● **Exercise description**: Extract, from the records beneath this instruction, each line that contains the word "Hindous".

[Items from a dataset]
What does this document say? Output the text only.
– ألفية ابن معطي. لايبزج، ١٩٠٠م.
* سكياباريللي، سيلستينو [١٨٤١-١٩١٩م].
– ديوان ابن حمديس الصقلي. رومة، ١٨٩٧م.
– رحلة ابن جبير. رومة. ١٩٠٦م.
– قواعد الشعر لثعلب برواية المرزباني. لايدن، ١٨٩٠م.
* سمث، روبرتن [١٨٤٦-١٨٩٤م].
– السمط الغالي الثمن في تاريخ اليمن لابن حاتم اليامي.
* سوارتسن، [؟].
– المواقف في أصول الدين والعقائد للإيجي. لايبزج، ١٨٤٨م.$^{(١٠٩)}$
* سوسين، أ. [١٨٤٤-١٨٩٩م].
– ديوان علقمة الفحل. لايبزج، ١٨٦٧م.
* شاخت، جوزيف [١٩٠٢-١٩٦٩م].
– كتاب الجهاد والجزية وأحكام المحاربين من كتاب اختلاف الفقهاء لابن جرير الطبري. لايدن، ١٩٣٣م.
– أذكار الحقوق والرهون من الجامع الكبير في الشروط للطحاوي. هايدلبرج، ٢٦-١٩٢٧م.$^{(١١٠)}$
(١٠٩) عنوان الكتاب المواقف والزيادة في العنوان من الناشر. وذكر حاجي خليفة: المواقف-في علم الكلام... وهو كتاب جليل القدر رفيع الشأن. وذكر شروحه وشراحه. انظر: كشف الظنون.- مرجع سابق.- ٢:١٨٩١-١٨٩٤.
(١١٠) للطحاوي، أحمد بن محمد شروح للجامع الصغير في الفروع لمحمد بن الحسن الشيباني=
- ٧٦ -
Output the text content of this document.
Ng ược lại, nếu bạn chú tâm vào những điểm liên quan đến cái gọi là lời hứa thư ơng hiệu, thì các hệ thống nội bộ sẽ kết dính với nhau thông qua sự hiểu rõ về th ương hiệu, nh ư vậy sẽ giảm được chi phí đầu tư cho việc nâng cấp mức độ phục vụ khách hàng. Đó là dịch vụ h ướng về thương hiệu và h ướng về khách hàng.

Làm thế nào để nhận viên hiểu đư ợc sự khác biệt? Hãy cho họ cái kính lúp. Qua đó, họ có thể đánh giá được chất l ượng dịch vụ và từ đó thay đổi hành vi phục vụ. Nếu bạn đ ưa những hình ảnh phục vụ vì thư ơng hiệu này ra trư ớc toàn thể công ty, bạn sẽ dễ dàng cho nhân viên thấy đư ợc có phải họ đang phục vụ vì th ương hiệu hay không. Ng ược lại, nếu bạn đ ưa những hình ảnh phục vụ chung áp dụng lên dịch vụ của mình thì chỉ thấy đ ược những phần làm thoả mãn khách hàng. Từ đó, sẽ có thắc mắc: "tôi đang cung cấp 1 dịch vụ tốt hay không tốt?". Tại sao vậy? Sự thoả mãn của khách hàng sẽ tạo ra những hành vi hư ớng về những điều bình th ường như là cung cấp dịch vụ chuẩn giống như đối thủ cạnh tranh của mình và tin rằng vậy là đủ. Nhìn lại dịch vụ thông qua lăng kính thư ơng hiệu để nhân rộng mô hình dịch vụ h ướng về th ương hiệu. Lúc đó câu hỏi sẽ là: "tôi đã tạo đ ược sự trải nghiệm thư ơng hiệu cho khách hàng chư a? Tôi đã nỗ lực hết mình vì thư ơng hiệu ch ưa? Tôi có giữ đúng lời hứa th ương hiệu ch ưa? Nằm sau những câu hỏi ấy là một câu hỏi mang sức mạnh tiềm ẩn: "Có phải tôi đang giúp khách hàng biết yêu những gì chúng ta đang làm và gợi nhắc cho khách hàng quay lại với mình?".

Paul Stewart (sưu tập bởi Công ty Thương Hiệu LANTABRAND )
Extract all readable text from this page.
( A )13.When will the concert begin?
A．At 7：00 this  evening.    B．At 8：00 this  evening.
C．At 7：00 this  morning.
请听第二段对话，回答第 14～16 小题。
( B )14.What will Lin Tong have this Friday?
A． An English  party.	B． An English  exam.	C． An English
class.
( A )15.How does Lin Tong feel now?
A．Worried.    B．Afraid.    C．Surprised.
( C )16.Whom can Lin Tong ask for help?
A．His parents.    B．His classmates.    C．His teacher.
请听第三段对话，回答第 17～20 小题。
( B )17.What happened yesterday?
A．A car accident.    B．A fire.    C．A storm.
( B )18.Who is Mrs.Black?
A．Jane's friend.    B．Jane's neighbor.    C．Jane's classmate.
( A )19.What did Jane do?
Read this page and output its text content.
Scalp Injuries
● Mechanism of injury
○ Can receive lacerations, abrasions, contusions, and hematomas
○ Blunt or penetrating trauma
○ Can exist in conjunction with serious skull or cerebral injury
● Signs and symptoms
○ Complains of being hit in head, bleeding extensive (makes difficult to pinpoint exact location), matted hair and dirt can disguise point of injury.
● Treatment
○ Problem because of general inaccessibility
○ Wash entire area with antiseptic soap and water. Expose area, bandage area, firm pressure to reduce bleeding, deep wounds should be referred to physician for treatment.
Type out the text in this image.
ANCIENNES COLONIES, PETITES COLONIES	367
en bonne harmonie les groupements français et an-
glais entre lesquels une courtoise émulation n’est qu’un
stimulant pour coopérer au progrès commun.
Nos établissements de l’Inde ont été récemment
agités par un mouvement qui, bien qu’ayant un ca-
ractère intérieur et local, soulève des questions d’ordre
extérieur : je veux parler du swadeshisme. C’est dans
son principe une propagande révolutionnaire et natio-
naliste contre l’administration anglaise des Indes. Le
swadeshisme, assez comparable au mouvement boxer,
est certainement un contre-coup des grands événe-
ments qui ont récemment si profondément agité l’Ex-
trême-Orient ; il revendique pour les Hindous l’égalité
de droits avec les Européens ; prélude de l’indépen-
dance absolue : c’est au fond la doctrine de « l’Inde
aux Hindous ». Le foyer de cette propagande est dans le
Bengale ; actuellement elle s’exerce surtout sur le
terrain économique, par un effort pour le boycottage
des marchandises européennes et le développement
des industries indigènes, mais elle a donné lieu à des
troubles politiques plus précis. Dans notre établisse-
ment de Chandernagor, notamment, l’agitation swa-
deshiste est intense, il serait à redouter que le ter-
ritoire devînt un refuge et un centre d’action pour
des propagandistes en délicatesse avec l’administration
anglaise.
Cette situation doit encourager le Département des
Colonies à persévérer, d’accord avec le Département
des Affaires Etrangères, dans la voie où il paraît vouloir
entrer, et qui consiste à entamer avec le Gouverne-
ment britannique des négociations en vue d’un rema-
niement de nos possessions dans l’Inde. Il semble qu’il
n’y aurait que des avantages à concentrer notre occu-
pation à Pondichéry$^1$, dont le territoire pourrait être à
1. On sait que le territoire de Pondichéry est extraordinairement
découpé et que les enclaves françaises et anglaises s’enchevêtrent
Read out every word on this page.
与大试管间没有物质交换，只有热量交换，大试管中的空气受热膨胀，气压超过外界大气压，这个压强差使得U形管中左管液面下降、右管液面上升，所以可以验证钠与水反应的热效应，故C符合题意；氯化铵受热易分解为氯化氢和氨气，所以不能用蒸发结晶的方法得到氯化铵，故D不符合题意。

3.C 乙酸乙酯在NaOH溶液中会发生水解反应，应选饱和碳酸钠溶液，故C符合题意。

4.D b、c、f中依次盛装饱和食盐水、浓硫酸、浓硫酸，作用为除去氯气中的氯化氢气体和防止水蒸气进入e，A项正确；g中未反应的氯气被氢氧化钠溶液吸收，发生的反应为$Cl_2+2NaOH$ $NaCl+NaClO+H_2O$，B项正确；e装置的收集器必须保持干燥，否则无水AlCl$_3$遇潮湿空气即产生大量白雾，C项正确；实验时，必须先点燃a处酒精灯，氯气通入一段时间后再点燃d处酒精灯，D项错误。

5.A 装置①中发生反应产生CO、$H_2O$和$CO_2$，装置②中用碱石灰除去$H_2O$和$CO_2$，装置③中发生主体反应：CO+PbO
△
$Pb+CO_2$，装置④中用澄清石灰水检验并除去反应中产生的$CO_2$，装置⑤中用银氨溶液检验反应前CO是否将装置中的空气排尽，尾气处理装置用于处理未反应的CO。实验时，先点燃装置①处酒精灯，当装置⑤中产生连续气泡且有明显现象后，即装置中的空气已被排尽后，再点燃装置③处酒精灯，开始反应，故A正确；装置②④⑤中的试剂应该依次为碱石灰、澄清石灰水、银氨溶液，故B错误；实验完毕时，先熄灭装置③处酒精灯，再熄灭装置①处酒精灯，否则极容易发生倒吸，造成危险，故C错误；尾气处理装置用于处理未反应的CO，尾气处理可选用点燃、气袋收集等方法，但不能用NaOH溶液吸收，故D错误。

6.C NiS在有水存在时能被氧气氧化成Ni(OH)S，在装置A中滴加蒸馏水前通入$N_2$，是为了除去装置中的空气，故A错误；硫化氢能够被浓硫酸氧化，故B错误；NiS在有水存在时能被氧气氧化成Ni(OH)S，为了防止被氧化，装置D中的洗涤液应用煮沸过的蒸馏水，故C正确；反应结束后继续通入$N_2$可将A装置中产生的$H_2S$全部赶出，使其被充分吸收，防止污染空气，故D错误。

● **Answer to this exercise**:
trême-Orient ; il revendique pour les Hindous l’égalité
aux Hindous ». Le foyer de cette propagande est dans le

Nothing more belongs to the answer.